アニメ「Free!」の橘真琴に宛てた手紙を、最後の文の後から書き継いでください。

→ **提示テキスト**:
══════
スクリーンショット_2014-05-05_14.53.12

拝啓 橘真琴様

最初で最後の、永遠の夏が始まる――。

はじめてお手紙を書きます。ひらりさと申します。
二次元のキャラクターへ手紙を書くこと自体、さすがにはじめてです。もっとも、真琴くんはきっと鳥取県岩美市に住んでいるんだ、と私は思っていますが。

まずはアニメ「Free!」第二期、今夏放送決定おめでとうございます。
1月のトークイベントで二期制作決定ということだけは知らされていたので、「来年かな……?」「いや、今年、今年きて!」「ちゃんとストーリー練る暇なかったらゆるふわバンド物とかでいいからとりあえず今年やって!!」などと祈りつつ主演声優のTwitterなどで収録の気配などチェックしていましたが、まさか本当に今夏やってくれるとは思っていませんでした。

そして、あと2ヶ月で二期が観られることになった今となっては、逆に、「むしろ来年放送だったらよかった……」という謎の絶望に支配されています。

だって、今年やるってことは、もう2014年10月には、Free!二期の終わった世界がやってきてるわけです。今年二期やらなきゃ栄養不足で死んでしまう……と思っていた自分が浅はかでした。今年二期やったら来年栄養不足で死んじゃいますよ……。いや、栄養っていうか麻薬ですよね。中毒死です。永遠に二期やらないでほしい。でもそれはそれで死ぬ。

最初は数多ある2013夏アニメのひとつ、そして数多ある腐女子受け狙いすぎアニメのひとつにすぎなかった「Free!」が、どうしていつの間にかこんなにも手放せない麻薬になってしまっていたのか……実は自分でもよくわかっていません。

京アニがFree!のプロトタイプとなった、あの伝説のCMを公開したとき。たしかに私もかっこいいなと思いました。男子高校生たちの笑顔と、美しい水しぶきの調和にときめきました。でも、自分の好きな声優もちらほら出ているけれど、好きなタイプのキャラはいないなと感じ、そこまで情報を追いかけていませんでした。そんなに筋肉好きってわけでもないし。むしろ「京アニってば、いかにもな女性受けを狙いやがって……ひっかからないんだから!」と思っていたはずです。

なんとなく気まぐれで、Free!先行上映イベントのチケットをとったとき。ちょうどハマっていた「黒子のバスケ」のイベントのチケットがとれずむしゃくしゃしていたところにイベント開催案内を見つけ、気を紛らわせるために参加しようと思ったという経緯でした。このときもまだ、「話題になってるみたいだしチェックしておこうか」なんて気分でした。

そうして、2013年6月26日、丸の内ピカデリーで行われた先行上映イベントに参加したとき。大きなスクリーンのなか、いきいきと描かれる男子高校生たちの青春に、私の心は一気に高揚しました。
══════
要素と座標の記録:
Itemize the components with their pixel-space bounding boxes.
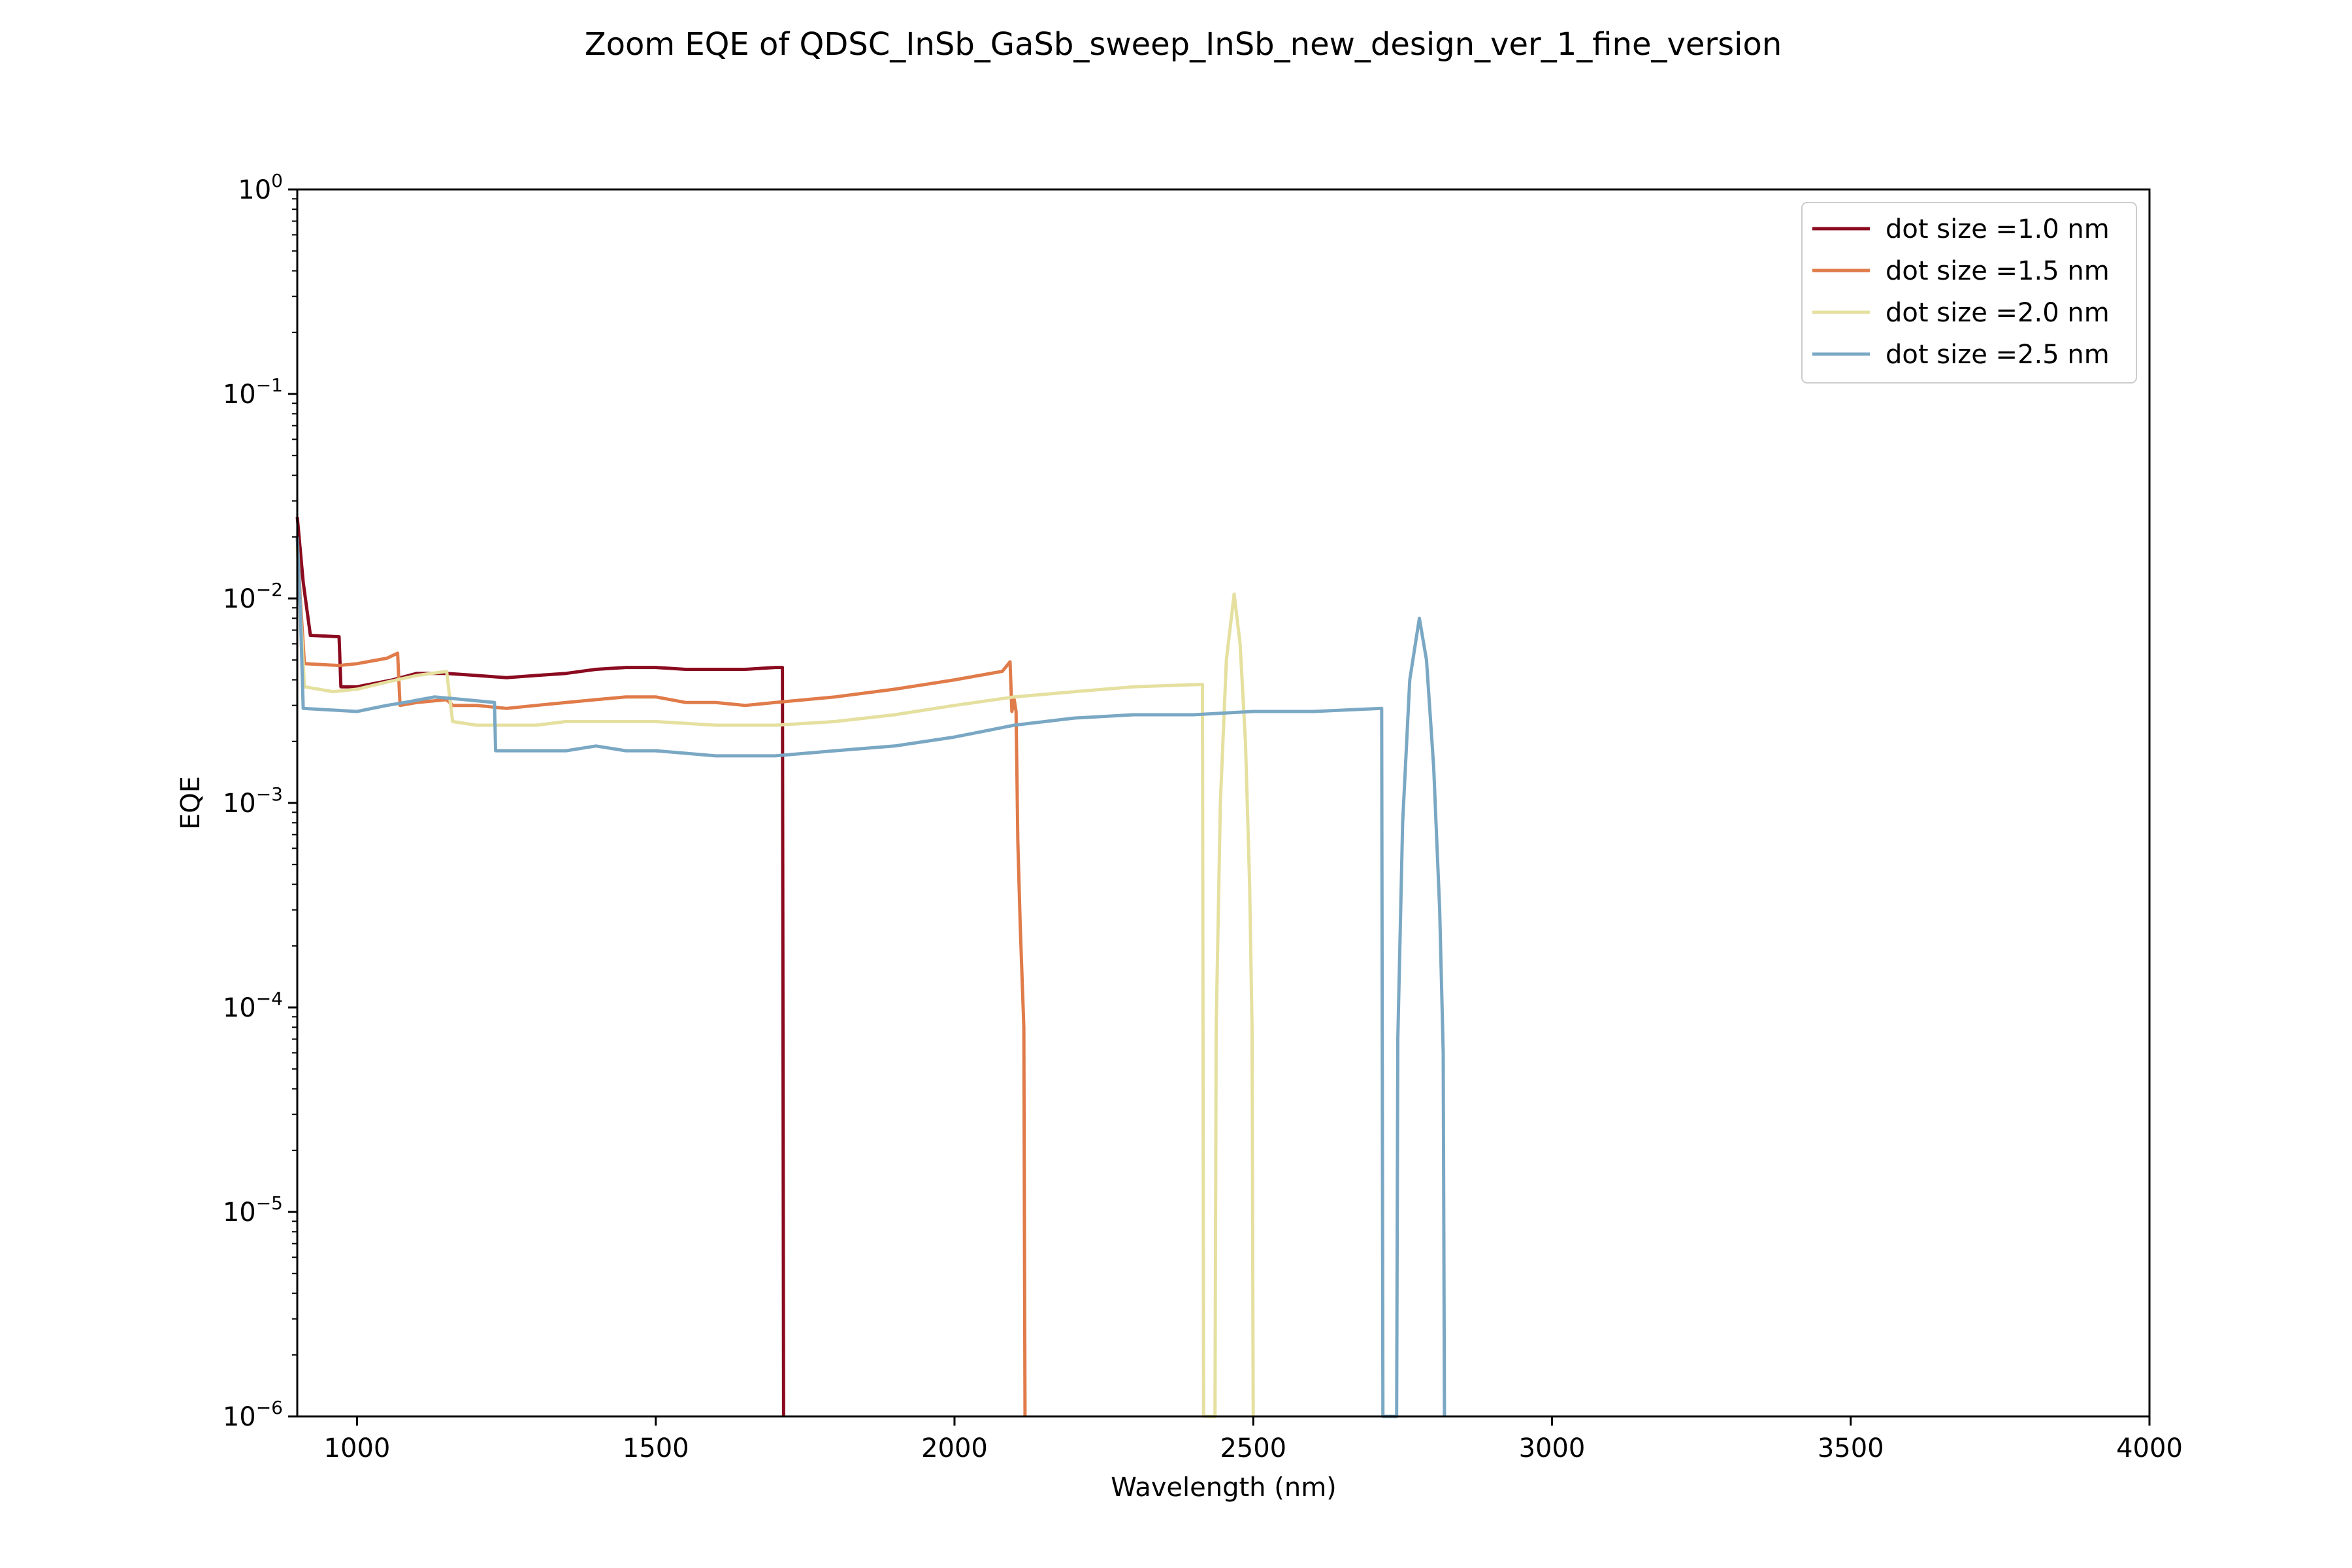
y-tick-label-7: 10−6 (223, 1397, 283, 1432)
y-tick-label-3: 10−2 (223, 579, 283, 614)
x-axis-ticks: 1000 1500 2000 2500 3000 3500 4000 (324, 1416, 2183, 1463)
x-axis-label: Wavelength (nm) (1111, 1473, 1337, 1503)
legend-label-3: dot size =2.0 nm (1886, 298, 2110, 328)
x-tick-label-1: 1000 (324, 1433, 391, 1463)
y-tick-label-4: 10−3 (223, 783, 283, 819)
legend: dot size =1.0 nm dot size =1.5 nm dot size… (1801, 202, 2137, 384)
series-line-3 (295, 546, 1255, 1418)
x-tick-label-3: 2000 (921, 1433, 988, 1463)
x-tick-label-5: 3000 (1519, 1433, 1586, 1463)
series-line-2 (295, 536, 1027, 1417)
x-tick-label-6: 3500 (1818, 1433, 1884, 1463)
y-axis-label: EQE (176, 776, 206, 830)
y-tick-label-6: 10−5 (223, 1192, 283, 1228)
y-axis-ticks: 100 10−1 10−2 10−3 10−4 10−5 10−6 (223, 170, 297, 1432)
legend-label-1: dot size =1.0 nm (1886, 214, 2110, 244)
y-tick-label-2: 10−1 (223, 374, 283, 410)
legend-box (1801, 202, 2137, 384)
x-tick-label-7: 4000 (2116, 1433, 2183, 1463)
series-line-1 (295, 517, 785, 1417)
x-tick-label-2: 1500 (623, 1433, 689, 1463)
chart-title: Zoom EQE of QDSC_InSb_GaSb_sweep_InSb_ne… (585, 26, 1782, 63)
y-tick-label-5: 10−4 (223, 988, 283, 1023)
legend-label-4: dot size =2.5 nm (1886, 340, 2110, 370)
legend-label-2: dot size =1.5 nm (1886, 256, 2110, 286)
y-tick-label-1: 100 (238, 170, 283, 205)
series-group (295, 517, 1446, 1418)
x-tick-label-4: 2500 (1220, 1433, 1286, 1463)
series-line-4 (295, 536, 1446, 1418)
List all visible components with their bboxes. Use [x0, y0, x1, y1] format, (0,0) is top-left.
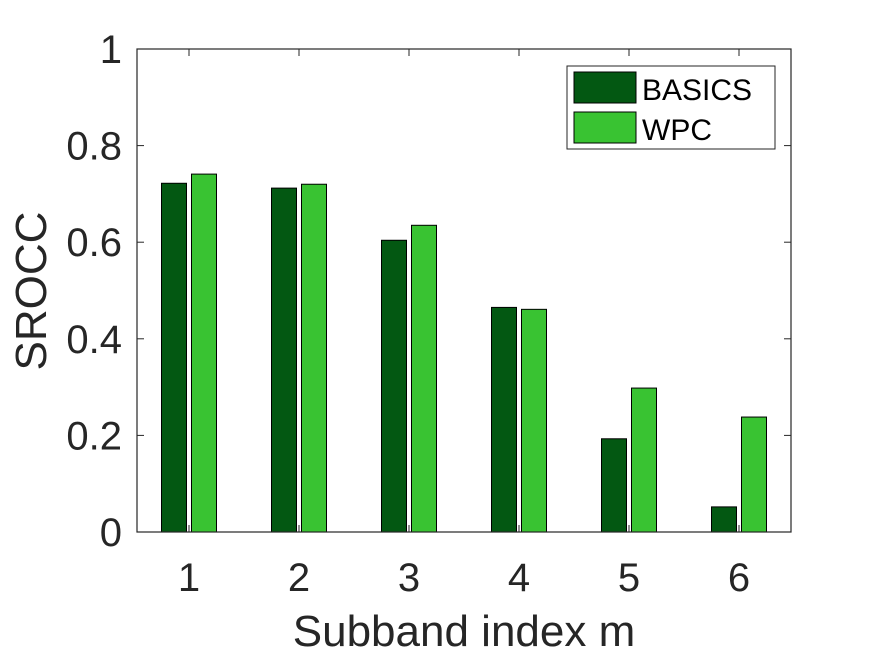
x-tick-label: 6 [728, 556, 750, 600]
bar-basics-3 [381, 239, 407, 533]
bar-wpc-3 [411, 224, 437, 533]
x-tick-label: 2 [288, 556, 310, 600]
legend-label-wpc: WPC [642, 114, 712, 147]
x-tick-labels: 1 2 3 4 5 6 [178, 556, 750, 600]
bar-basics-1 [161, 182, 187, 533]
y-tick-label: 0.8 [66, 125, 122, 169]
legend: BASICS WPC [566, 65, 776, 150]
plot-area-frame [136, 48, 792, 533]
bar-wpc-2 [301, 183, 327, 533]
bar-wpc-4 [521, 308, 547, 533]
bar-basics-5 [601, 438, 627, 533]
y-tick-label: 1 [100, 28, 122, 72]
legend-label-basics: BASICS [642, 74, 752, 107]
x-tick-label: 5 [618, 556, 640, 600]
bar-wpc-1 [191, 173, 217, 533]
x-axis-label: Subband index m [293, 607, 635, 656]
bar-basics-6 [711, 506, 737, 533]
y-tick-label: 0.4 [66, 318, 122, 362]
y-tick-label: 0 [100, 511, 122, 555]
legend-swatch-basics [573, 71, 637, 104]
ticks-layer [137, 48, 791, 533]
bar-basics-4 [491, 306, 517, 533]
x-tick-label: 4 [508, 556, 530, 600]
bar-wpc-6 [741, 416, 767, 533]
legend-swatch-wpc [573, 111, 637, 144]
y-tick-label: 0.2 [66, 414, 122, 458]
y-axis-label: SROCC [7, 212, 56, 371]
bars-layer [161, 173, 767, 533]
x-tick-label: 1 [178, 556, 200, 600]
bar-basics-2 [271, 187, 297, 533]
y-tick-labels: 0 0.2 0.4 0.6 0.8 1 [66, 28, 122, 555]
y-tick-label: 0.6 [66, 221, 122, 265]
bar-wpc-5 [631, 387, 657, 533]
x-tick-label: 3 [398, 556, 420, 600]
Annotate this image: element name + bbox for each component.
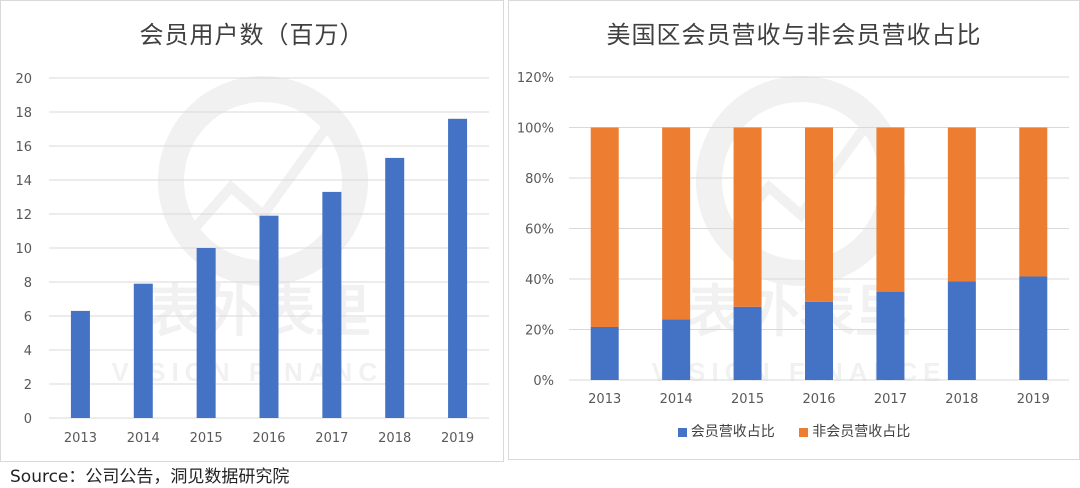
y-tick-label: 60%	[525, 223, 554, 238]
y-tick-label: 14	[15, 174, 32, 189]
y-tick-label: 40%	[525, 273, 554, 288]
bar-member	[805, 301, 833, 380]
bar-member	[947, 281, 976, 380]
bar-member	[590, 326, 619, 380]
x-tick-label: 2016	[252, 431, 285, 446]
x-tick-label: 2017	[874, 392, 907, 407]
bar	[385, 157, 405, 418]
bar	[259, 215, 279, 418]
bar-non-member	[662, 127, 691, 320]
revenue-share-chart: 表外表里 VISION FINANCE 0%20%40%60%80%100%12…	[517, 71, 1069, 407]
y-tick-label: 0%	[533, 374, 554, 389]
x-tick-label: 2019	[1017, 392, 1050, 407]
x-tick-label: 2017	[315, 431, 348, 446]
y-tick-label: 10	[15, 242, 32, 257]
watermark-logo: 表外表里 VISION FINANCE	[112, 76, 407, 387]
svg-text:VISION FINANCE: VISION FINANCE	[112, 357, 407, 387]
bar-non-member	[947, 127, 976, 282]
bar-non-member	[1019, 127, 1048, 277]
y-tick-label: 120%	[517, 71, 554, 86]
bar	[133, 283, 153, 418]
bar-member	[733, 306, 762, 380]
y-tick-label: 4	[24, 344, 32, 359]
bar-non-member	[590, 127, 619, 327]
member-users-chart-title: 会员用户数（百万）	[139, 21, 365, 49]
legend-swatch-non-member	[799, 427, 809, 437]
y-tick-label: 16	[15, 140, 32, 155]
x-tick-label: 2018	[378, 431, 411, 446]
bar-non-member	[876, 127, 905, 292]
y-tick-label: 2	[24, 378, 32, 393]
x-tick-label: 2018	[945, 392, 978, 407]
legend-swatch-member	[677, 427, 687, 437]
y-tick-label: 12	[15, 208, 32, 223]
legend-label-member: 会员营收占比	[690, 424, 775, 440]
y-tick-label: 0	[24, 412, 32, 427]
y-tick-label: 20	[15, 72, 32, 87]
x-tick-label: 2013	[588, 392, 621, 407]
x-tick-label: 2015	[731, 392, 764, 407]
bar-non-member	[733, 127, 762, 307]
svg-text:表外表里: 表外表里	[687, 280, 911, 343]
x-tick-label: 2019	[441, 431, 474, 446]
bar	[196, 248, 216, 418]
x-tick-label: 2015	[190, 431, 223, 446]
bar-non-member	[805, 127, 833, 302]
y-tick-label: 18	[15, 106, 32, 121]
y-tick-label: 80%	[525, 172, 554, 187]
source-note: Source：公司公告，洞见数据研究院	[10, 467, 290, 487]
revenue-share-chart-panel: 美国区会员营收与非会员营收占比 表外表里 VISION FINANCE 0% 20…	[508, 0, 1080, 460]
x-tick-label: 2014	[660, 392, 693, 407]
legend-item-member: 会员营收占比	[677, 421, 775, 441]
y-tick-label: 20%	[525, 324, 554, 339]
bar-member	[662, 319, 691, 380]
legend-label-non-member: 非会员营收占比	[812, 424, 911, 440]
x-tick-label: 2013	[64, 431, 97, 446]
x-tick-label: 2016	[802, 392, 835, 407]
bar	[448, 118, 468, 419]
member-users-chart: 表外表里 VISION FINANCE 0 2 4 6 8 10 12 14 16 18 20 20…	[15, 72, 489, 446]
member-users-chart-panel: 会员用户数（百万） 表外表里 VISION FINANCE 0 2 4 6 8 10 12 1…	[0, 0, 504, 462]
bar-member	[876, 291, 905, 380]
bar	[70, 310, 90, 418]
y-tick-label: 100%	[517, 122, 554, 137]
y-tick-label: 8	[24, 276, 32, 291]
legend-item-non-member: 非会员营收占比	[799, 421, 910, 441]
bar-member	[1019, 276, 1048, 380]
revenue-share-chart-title: 美国区会员营收与非会员营收占比	[606, 21, 982, 49]
x-tick-label: 2014	[127, 431, 160, 446]
bar	[322, 191, 342, 418]
y-tick-label: 6	[24, 310, 32, 325]
revenue-share-legend: 会员营收占比 非会员营收占比	[509, 421, 1079, 441]
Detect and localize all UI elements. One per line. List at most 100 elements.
══════
→ **この課題の解答**:
たしかに腐女子狙い感はバリバリあるけれど、その狙い方に少しも手抜きがなく、こちらを舐めていないというか、作画も音楽もシナリオも演技も全力投球でこちらにエンタメを届けようとしているのが伝わってくる上映会でした。ショタ凛ちゃんの悔しそうな顔、遙さんの可愛いところと、江ちゃんの癒し系な愛らしさ、渚くんの周囲を振り回していく力がいかんなく発揮されており(怜ちゃんは未登場)、しかも作品によっては、1話はクオリティ高いけどだんだん乱れて……となるところ、Free!に関しては、2話まで観る限りでは、きっとこの後も全力でやってくれるのだろうという安心感がありました。これは全話リアタイで視聴しよう!と興奮しました。こうして2013年6月26日、まだ他のアニメが始まる前に、私の2013夏の本命アニメはFree!になったのです。

とはいえ、ここまでの段階では、まだFree!は、世の中に数多あるアニメのひとつでした。それこそ、自分のなかでは「まどマギ」や「タイバニ」と同じくらいの気持ちで楽しんでいたように思います(私の場合、まどマギ沼、タイバニ沼にははまらなかった)。

先行上映の時点で、橘真琴くんを推していこうというのも決まりましたが、これは、自分が特に好きな声優である鈴木達央さんが、いつもとは違った役柄をみごとにこなしていることへの感動が大きかったからでした。「何なのあのガタイがいいのに怖いの苦手で女子供にやさしくて幼なじみのために一生懸命なタレ目のCV鈴木達央!!!」という。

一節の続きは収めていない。